■ **Task goal**: The entries below need to be written out exactly, with no pictures included.

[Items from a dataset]
* * * * *
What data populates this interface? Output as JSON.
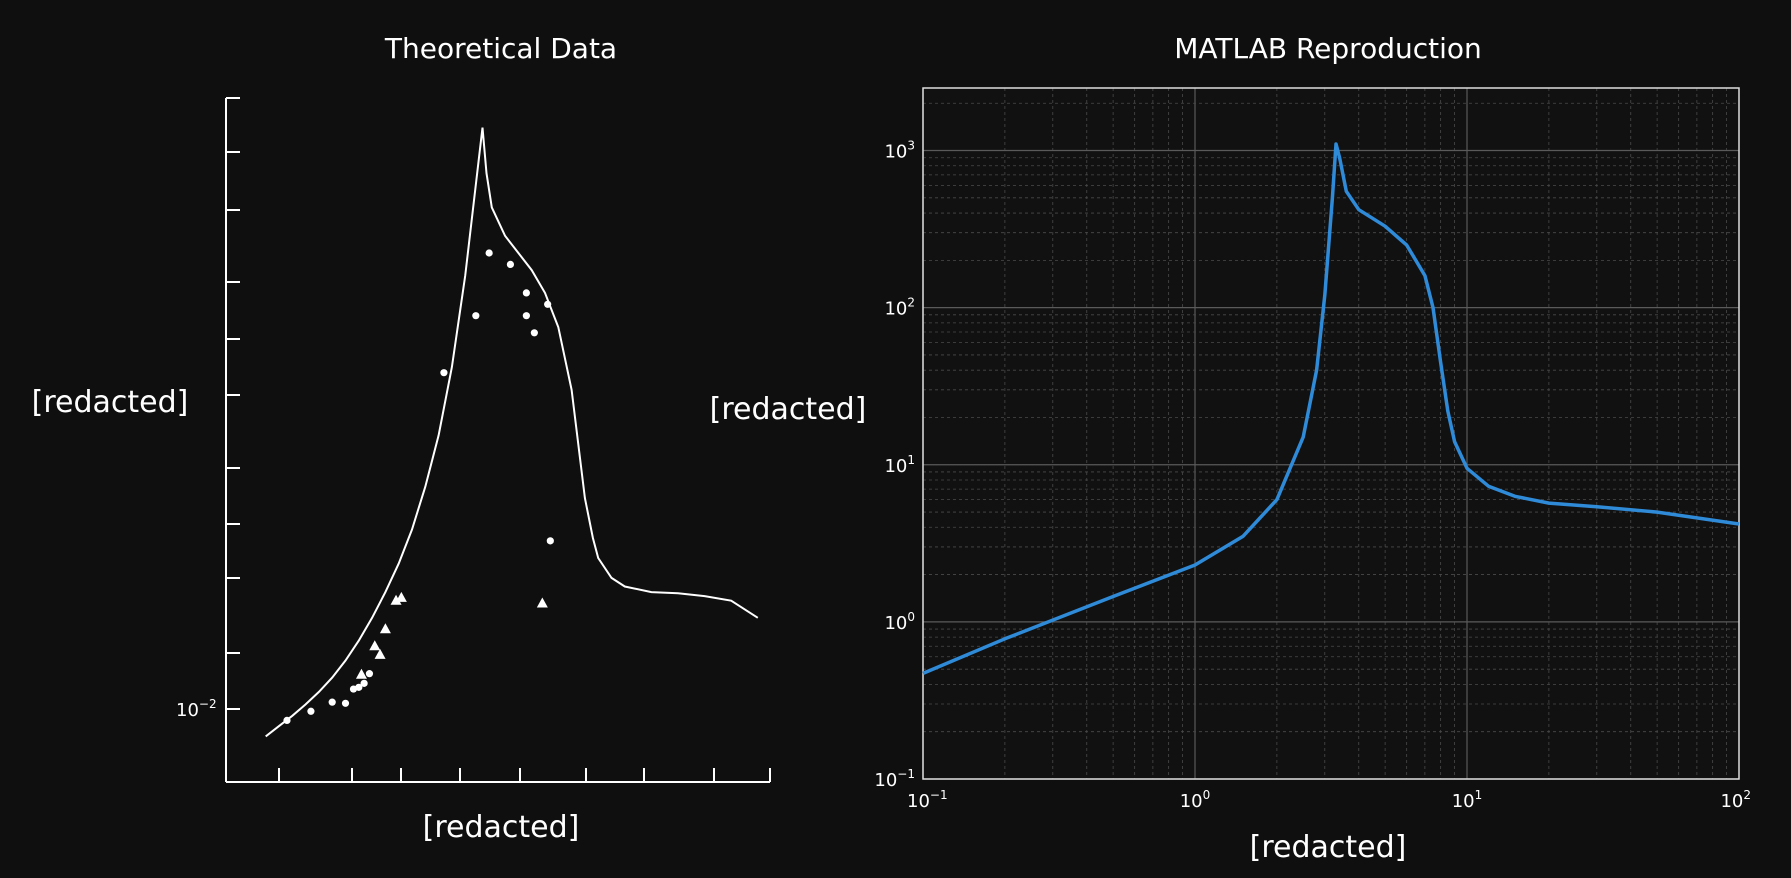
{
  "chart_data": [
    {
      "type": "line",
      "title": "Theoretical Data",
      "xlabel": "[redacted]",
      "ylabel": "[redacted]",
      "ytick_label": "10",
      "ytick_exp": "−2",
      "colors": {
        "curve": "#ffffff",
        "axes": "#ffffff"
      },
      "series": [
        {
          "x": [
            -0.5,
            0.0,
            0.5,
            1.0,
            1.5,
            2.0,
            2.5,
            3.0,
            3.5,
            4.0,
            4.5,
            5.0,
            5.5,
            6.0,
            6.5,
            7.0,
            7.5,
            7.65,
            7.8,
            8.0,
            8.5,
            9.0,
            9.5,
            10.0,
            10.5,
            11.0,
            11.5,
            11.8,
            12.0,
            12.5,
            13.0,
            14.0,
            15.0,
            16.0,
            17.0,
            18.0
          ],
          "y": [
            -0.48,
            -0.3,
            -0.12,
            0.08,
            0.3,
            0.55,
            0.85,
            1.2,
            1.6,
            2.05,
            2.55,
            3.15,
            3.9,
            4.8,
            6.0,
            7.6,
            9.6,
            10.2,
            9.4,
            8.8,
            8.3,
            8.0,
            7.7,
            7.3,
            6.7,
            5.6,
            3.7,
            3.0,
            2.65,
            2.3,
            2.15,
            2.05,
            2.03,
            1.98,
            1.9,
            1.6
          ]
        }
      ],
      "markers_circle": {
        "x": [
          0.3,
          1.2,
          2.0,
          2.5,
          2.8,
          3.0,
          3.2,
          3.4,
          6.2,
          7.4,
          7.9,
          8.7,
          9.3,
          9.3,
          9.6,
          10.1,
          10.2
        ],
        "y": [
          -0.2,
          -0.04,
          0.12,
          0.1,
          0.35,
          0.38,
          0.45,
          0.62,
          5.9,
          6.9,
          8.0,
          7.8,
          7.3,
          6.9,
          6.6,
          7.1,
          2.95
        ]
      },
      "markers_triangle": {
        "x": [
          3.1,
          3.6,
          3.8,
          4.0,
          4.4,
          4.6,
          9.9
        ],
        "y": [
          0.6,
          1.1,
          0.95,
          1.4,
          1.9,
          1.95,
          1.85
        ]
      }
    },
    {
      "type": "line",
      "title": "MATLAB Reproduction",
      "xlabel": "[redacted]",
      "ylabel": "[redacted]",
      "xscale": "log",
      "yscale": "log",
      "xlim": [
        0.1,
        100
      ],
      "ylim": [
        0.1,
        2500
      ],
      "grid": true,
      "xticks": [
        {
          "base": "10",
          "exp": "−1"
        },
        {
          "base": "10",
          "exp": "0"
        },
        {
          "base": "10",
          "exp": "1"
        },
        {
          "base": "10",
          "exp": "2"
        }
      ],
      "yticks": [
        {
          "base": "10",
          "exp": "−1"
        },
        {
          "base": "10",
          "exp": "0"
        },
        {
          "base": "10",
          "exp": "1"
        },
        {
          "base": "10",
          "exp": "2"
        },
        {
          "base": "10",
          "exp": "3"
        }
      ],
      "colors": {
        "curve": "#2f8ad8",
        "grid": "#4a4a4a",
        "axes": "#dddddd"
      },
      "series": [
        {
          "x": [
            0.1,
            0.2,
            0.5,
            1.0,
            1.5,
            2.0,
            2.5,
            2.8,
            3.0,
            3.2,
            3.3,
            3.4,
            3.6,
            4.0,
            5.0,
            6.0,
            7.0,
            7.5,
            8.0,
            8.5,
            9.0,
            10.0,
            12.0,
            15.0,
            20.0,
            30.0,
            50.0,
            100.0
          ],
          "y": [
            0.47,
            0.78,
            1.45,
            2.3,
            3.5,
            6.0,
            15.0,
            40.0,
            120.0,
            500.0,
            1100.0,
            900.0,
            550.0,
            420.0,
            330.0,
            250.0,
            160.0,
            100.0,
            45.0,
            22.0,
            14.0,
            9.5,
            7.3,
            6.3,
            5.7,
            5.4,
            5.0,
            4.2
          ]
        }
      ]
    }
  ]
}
* * * * *
■ **Answer in full**:
What data populates this interface? Output as JSON.
{
  "chart_data": [
    {
      "type": "line",
      "title": "Theoretical Data",
      "xlabel": "[redacted]",
      "ylabel": "[redacted]",
      "ytick_label": "10",
      "ytick_exp": "−2",
      "colors": {
        "curve": "#ffffff",
        "axes": "#ffffff"
      },
      "series": [
        {
          "x": [
            -0.5,
            0.0,
            0.5,
            1.0,
            1.5,
            2.0,
            2.5,
            3.0,
            3.5,
            4.0,
            4.5,
            5.0,
            5.5,
            6.0,
            6.5,
            7.0,
            7.5,
            7.65,
            7.8,
            8.0,
            8.5,
            9.0,
            9.5,
            10.0,
            10.5,
            11.0,
            11.5,
            11.8,
            12.0,
            12.5,
            13.0,
            14.0,
            15.0,
            16.0,
            17.0,
            18.0
          ],
          "y": [
            -0.48,
            -0.3,
            -0.12,
            0.08,
            0.3,
            0.55,
            0.85,
            1.2,
            1.6,
            2.05,
            2.55,
            3.15,
            3.9,
            4.8,
            6.0,
            7.6,
            9.6,
            10.2,
            9.4,
            8.8,
            8.3,
            8.0,
            7.7,
            7.3,
            6.7,
            5.6,
            3.7,
            3.0,
            2.65,
            2.3,
            2.15,
            2.05,
            2.03,
            1.98,
            1.9,
            1.6
          ]
        }
      ],
      "markers_circle": {
        "x": [
          0.3,
          1.2,
          2.0,
          2.5,
          2.8,
          3.0,
          3.2,
          3.4,
          6.2,
          7.4,
          7.9,
          8.7,
          9.3,
          9.3,
          9.6,
          10.1,
          10.2
        ],
        "y": [
          -0.2,
          -0.04,
          0.12,
          0.1,
          0.35,
          0.38,
          0.45,
          0.62,
          5.9,
          6.9,
          8.0,
          7.8,
          7.3,
          6.9,
          6.6,
          7.1,
          2.95
        ]
      },
      "markers_triangle": {
        "x": [
          3.1,
          3.6,
          3.8,
          4.0,
          4.4,
          4.6,
          9.9
        ],
        "y": [
          0.6,
          1.1,
          0.95,
          1.4,
          1.9,
          1.95,
          1.85
        ]
      }
    },
    {
      "type": "line",
      "title": "MATLAB Reproduction",
      "xlabel": "[redacted]",
      "ylabel": "[redacted]",
      "xscale": "log",
      "yscale": "log",
      "xlim": [
        0.1,
        100
      ],
      "ylim": [
        0.1,
        2500
      ],
      "grid": true,
      "xticks": [
        {
          "base": "10",
          "exp": "−1"
        },
        {
          "base": "10",
          "exp": "0"
        },
        {
          "base": "10",
          "exp": "1"
        },
        {
          "base": "10",
          "exp": "2"
        }
      ],
      "yticks": [
        {
          "base": "10",
          "exp": "−1"
        },
        {
          "base": "10",
          "exp": "0"
        },
        {
          "base": "10",
          "exp": "1"
        },
        {
          "base": "10",
          "exp": "2"
        },
        {
          "base": "10",
          "exp": "3"
        }
      ],
      "colors": {
        "curve": "#2f8ad8",
        "grid": "#4a4a4a",
        "axes": "#dddddd"
      },
      "series": [
        {
          "x": [
            0.1,
            0.2,
            0.5,
            1.0,
            1.5,
            2.0,
            2.5,
            2.8,
            3.0,
            3.2,
            3.3,
            3.4,
            3.6,
            4.0,
            5.0,
            6.0,
            7.0,
            7.5,
            8.0,
            8.5,
            9.0,
            10.0,
            12.0,
            15.0,
            20.0,
            30.0,
            50.0,
            100.0
          ],
          "y": [
            0.47,
            0.78,
            1.45,
            2.3,
            3.5,
            6.0,
            15.0,
            40.0,
            120.0,
            500.0,
            1100.0,
            900.0,
            550.0,
            420.0,
            330.0,
            250.0,
            160.0,
            100.0,
            45.0,
            22.0,
            14.0,
            9.5,
            7.3,
            6.3,
            5.7,
            5.4,
            5.0,
            4.2
          ]
        }
      ]
    }
  ]
}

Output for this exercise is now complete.